* Start RAW DATA *

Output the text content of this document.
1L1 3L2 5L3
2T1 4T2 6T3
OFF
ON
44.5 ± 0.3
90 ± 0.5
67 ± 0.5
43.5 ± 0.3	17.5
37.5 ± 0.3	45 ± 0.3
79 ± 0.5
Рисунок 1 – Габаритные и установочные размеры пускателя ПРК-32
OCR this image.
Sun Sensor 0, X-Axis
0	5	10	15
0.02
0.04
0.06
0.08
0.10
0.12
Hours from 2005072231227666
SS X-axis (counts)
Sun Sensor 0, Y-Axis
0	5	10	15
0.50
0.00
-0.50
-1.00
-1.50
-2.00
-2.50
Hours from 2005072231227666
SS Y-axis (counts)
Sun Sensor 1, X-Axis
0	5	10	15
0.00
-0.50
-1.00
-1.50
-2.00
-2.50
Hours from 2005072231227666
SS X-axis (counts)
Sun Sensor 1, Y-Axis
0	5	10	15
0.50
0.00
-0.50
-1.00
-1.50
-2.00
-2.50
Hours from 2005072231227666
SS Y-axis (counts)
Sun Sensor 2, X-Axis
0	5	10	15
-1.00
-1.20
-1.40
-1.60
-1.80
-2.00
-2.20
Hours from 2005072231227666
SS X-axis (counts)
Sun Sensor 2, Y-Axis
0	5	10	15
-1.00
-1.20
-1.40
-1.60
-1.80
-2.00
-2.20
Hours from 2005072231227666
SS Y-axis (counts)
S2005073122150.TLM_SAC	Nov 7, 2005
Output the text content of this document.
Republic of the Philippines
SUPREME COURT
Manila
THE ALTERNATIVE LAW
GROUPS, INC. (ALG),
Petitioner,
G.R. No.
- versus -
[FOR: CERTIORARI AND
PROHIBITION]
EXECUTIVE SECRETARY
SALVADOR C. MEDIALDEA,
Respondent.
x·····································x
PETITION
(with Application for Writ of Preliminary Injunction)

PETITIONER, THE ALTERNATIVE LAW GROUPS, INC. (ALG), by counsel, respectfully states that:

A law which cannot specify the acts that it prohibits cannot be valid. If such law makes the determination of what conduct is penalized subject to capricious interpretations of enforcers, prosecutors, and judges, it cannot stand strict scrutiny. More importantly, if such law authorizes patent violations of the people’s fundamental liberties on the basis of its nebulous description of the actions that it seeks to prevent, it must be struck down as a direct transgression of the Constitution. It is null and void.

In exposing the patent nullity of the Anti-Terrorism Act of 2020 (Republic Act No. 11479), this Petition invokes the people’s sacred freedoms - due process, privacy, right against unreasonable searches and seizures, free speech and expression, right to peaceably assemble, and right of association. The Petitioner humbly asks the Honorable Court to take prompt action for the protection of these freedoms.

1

* End RAW DATA *

» **EXERCISE DETAILS**
Filter the listing for the word "people" and copy every line that holds it.

» **RESPONSE**
A law which cannot specify the acts that it prohibits cannot be valid. If such law makes the determination of what conduct is penalized subject to capricious interpretations of enforcers, prosecutors, and judges, it cannot stand strict scrutiny. More importantly, if such law authorizes patent violations of the people’s fundamental liberties on the basis of its nebulous description of the actions that it seeks to prevent, it must be struck down as a direct transgression of the Constitution. It is null and void.
In exposing the patent nullity of the Anti-Terrorism Act of 2020 (Republic Act No. 11479), this Petition invokes the people’s sacred freedoms - due process, privacy, right against unreasonable searches and seizures, free speech and expression, right to peaceably assemble, and right of association. The Petitioner humbly asks the Honorable Court to take prompt action for the protection of these freedoms.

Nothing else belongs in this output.